== WHAT YOU HAVE TO DO ==
Pull every "icon" line out of the data below.

== MATERIAL FOR THIS TASK ==
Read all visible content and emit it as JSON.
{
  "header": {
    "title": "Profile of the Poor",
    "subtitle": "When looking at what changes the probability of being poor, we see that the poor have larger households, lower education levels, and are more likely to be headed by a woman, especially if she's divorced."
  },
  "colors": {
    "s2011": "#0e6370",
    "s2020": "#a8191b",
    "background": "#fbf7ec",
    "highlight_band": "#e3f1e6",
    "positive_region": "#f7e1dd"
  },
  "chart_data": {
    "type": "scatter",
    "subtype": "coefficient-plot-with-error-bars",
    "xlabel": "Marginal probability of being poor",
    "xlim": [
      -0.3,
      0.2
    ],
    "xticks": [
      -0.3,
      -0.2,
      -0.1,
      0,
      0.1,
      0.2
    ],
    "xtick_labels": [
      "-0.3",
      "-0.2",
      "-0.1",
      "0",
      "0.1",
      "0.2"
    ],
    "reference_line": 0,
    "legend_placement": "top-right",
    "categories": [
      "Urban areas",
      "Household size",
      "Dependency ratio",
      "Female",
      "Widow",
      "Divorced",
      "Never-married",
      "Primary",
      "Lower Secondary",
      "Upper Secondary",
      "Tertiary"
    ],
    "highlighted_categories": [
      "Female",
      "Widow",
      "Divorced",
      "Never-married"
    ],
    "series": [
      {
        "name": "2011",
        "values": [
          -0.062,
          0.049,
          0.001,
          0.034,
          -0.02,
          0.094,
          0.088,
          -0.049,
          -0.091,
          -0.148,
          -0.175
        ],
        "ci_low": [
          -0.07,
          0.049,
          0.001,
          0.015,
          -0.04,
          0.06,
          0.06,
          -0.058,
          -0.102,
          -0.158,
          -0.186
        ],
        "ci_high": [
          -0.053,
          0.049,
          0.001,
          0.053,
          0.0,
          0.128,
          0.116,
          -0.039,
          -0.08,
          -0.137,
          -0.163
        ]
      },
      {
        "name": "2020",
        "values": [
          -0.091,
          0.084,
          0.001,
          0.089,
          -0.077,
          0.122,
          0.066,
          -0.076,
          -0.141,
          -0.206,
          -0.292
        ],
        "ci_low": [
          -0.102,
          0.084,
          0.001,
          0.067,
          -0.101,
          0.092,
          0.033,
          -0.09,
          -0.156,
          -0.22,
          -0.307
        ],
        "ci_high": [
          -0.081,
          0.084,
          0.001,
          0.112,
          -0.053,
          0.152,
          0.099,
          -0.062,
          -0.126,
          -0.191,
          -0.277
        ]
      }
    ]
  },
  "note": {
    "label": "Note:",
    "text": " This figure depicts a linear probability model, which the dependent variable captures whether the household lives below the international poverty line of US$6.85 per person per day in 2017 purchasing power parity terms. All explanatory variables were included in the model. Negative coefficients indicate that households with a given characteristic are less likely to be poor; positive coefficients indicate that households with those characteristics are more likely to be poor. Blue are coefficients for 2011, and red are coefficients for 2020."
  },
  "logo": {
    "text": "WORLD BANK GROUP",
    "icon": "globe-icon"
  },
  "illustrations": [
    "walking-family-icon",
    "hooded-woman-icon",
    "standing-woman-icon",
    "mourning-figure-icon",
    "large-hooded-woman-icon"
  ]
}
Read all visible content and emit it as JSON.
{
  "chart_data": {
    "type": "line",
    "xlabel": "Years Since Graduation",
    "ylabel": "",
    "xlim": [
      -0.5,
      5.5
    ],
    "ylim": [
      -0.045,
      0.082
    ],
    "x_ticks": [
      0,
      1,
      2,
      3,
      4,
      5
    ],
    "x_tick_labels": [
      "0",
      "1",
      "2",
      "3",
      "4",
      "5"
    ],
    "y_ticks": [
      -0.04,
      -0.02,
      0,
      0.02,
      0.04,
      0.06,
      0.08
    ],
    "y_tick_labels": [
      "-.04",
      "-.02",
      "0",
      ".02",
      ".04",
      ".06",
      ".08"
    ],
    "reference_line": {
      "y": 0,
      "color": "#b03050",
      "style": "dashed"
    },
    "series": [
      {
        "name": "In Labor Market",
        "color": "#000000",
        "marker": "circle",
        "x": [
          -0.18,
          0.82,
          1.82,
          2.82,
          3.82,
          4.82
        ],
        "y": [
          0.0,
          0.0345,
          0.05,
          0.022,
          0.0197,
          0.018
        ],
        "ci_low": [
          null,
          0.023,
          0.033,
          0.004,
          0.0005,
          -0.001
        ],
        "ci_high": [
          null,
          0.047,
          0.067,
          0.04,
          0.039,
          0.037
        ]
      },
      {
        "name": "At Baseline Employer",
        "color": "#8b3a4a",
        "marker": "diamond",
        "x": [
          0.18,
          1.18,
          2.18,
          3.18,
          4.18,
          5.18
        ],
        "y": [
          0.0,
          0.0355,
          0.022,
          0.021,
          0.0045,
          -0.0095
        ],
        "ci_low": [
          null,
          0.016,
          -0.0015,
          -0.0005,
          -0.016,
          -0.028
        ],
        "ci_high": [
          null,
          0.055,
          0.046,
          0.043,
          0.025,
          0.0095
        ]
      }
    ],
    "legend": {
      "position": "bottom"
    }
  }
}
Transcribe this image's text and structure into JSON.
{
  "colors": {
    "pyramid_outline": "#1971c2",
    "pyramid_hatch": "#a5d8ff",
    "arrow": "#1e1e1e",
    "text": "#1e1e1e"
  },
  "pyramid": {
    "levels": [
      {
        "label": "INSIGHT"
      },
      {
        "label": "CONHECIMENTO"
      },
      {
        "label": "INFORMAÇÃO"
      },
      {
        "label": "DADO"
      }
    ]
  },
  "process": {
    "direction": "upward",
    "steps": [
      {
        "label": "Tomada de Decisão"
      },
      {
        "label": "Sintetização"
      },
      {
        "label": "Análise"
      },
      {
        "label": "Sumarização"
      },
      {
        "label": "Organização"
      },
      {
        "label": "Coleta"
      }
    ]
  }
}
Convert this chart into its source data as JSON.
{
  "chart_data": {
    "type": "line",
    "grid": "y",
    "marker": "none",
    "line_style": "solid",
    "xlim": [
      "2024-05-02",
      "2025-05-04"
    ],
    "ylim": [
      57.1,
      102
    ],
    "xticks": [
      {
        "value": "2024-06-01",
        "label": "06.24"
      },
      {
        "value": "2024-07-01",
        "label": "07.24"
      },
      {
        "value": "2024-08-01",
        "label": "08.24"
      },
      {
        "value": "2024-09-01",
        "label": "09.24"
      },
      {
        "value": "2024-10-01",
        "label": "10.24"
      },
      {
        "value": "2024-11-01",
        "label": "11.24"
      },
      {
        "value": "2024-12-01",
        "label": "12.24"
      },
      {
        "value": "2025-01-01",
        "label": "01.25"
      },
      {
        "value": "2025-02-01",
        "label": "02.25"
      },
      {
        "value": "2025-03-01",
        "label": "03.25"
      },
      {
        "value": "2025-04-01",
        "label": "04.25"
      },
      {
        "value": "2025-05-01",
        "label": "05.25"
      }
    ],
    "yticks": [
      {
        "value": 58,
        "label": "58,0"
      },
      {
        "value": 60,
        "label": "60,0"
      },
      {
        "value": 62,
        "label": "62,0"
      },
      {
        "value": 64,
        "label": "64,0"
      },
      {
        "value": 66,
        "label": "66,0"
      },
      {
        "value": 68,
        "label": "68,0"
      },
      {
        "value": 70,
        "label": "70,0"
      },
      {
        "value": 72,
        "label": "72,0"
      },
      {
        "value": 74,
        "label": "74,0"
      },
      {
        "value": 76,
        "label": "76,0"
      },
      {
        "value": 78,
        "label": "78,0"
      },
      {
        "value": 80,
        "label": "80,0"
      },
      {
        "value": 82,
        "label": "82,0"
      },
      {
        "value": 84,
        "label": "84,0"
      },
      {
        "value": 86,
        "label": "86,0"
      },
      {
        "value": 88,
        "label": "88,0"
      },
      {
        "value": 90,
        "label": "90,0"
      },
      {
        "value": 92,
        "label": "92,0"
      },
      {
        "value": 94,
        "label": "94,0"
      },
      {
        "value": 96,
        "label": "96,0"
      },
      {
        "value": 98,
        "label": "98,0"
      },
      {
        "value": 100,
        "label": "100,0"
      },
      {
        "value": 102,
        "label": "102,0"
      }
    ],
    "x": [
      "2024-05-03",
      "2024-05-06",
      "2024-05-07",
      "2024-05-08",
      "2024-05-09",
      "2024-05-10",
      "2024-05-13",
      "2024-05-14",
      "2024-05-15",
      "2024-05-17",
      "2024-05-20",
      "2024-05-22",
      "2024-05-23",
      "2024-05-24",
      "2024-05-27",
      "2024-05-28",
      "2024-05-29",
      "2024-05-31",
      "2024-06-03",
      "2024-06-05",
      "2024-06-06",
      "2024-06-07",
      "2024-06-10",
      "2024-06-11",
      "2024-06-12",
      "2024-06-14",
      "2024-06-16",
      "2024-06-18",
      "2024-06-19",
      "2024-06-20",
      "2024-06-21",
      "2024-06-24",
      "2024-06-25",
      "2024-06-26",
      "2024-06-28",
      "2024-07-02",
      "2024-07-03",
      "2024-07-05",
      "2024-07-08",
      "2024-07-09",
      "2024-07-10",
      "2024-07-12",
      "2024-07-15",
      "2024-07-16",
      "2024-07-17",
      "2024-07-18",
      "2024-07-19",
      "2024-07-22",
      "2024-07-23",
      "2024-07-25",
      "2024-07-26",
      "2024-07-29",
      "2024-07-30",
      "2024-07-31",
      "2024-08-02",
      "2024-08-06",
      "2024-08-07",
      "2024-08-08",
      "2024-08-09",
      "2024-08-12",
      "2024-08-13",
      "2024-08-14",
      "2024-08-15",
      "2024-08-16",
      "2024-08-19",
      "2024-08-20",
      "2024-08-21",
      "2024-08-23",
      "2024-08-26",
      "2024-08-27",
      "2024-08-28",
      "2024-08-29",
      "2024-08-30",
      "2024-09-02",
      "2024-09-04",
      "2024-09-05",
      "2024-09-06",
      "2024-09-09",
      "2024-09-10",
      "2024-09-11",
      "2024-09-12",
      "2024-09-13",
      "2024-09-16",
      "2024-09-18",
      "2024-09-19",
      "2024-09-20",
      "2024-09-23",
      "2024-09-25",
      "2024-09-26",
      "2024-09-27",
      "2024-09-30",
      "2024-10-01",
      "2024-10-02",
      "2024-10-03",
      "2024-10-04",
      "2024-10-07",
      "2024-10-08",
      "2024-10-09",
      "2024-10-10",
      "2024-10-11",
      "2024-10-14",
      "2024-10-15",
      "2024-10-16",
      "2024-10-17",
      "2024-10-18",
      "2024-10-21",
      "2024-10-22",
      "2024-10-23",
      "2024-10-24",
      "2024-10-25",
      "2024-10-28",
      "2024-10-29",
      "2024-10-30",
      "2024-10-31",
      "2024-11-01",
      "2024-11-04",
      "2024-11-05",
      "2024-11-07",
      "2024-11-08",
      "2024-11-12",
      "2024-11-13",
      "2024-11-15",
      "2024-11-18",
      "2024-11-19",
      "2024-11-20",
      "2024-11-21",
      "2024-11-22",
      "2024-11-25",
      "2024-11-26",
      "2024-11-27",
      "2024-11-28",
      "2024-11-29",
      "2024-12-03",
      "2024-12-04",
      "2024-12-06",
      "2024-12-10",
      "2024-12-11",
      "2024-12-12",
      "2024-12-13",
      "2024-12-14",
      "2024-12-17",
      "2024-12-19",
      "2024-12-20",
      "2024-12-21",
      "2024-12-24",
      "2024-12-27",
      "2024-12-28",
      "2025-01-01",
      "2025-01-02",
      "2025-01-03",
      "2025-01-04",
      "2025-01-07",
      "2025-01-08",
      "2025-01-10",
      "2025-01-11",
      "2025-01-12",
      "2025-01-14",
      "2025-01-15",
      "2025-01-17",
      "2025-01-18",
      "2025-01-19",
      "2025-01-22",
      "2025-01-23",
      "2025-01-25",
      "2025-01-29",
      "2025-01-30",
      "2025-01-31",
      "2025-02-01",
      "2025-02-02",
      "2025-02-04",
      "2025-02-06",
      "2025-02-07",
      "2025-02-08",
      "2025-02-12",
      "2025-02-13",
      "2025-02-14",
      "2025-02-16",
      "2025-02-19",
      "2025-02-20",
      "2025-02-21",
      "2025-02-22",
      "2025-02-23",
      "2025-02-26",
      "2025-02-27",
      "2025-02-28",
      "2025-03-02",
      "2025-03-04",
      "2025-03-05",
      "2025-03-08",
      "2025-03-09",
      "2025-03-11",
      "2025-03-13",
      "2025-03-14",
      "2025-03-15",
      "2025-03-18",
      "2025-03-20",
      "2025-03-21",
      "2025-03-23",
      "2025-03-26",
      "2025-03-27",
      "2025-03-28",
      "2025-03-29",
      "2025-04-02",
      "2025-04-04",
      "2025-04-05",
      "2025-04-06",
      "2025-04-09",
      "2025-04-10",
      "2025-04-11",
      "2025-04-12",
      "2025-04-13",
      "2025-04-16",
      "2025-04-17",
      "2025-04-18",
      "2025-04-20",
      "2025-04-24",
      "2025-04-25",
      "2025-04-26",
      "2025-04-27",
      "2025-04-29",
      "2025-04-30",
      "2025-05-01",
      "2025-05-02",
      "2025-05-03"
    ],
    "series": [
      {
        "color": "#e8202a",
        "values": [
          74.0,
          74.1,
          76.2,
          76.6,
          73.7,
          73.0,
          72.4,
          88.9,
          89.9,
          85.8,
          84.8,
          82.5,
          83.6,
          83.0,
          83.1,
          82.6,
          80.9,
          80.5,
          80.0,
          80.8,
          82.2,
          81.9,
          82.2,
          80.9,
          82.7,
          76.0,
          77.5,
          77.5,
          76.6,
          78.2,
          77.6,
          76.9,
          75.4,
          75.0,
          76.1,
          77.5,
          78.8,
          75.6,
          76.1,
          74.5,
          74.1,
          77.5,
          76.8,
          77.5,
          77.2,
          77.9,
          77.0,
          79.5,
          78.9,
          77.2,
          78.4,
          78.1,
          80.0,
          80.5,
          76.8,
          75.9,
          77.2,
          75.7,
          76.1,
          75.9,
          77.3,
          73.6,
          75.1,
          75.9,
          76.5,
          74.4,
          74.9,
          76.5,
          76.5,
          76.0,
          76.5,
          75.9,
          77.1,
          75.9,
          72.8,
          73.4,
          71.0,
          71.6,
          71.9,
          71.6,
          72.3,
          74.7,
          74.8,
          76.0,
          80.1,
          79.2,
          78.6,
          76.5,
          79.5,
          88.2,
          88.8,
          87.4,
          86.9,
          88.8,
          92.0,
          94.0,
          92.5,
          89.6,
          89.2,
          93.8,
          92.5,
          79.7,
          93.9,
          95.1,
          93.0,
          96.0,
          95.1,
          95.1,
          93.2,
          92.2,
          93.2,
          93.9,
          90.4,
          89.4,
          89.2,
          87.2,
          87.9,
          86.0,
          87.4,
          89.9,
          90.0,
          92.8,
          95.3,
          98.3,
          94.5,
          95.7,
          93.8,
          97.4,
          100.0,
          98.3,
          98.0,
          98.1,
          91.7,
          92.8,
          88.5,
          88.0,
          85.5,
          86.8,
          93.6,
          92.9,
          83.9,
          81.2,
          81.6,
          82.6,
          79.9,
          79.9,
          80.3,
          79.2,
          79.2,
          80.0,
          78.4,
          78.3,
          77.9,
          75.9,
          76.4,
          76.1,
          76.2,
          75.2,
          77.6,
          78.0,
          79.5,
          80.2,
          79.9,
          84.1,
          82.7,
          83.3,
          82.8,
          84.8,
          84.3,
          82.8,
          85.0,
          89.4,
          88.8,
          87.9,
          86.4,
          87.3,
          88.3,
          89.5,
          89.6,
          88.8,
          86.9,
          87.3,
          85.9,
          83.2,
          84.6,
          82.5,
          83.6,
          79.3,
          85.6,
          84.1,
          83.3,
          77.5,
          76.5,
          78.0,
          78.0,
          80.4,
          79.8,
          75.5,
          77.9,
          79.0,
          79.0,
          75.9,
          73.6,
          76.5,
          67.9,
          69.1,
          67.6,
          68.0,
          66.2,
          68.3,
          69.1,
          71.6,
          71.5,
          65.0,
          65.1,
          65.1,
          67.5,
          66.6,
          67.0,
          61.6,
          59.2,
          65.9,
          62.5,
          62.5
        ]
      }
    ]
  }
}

== WRITTEN ANSWER ==
    "icon": "globe-icon"
    "walking-family-icon",
    "hooded-woman-icon",
    "standing-woman-icon",
    "mourning-figure-icon",
    "large-hooded-woman-icon"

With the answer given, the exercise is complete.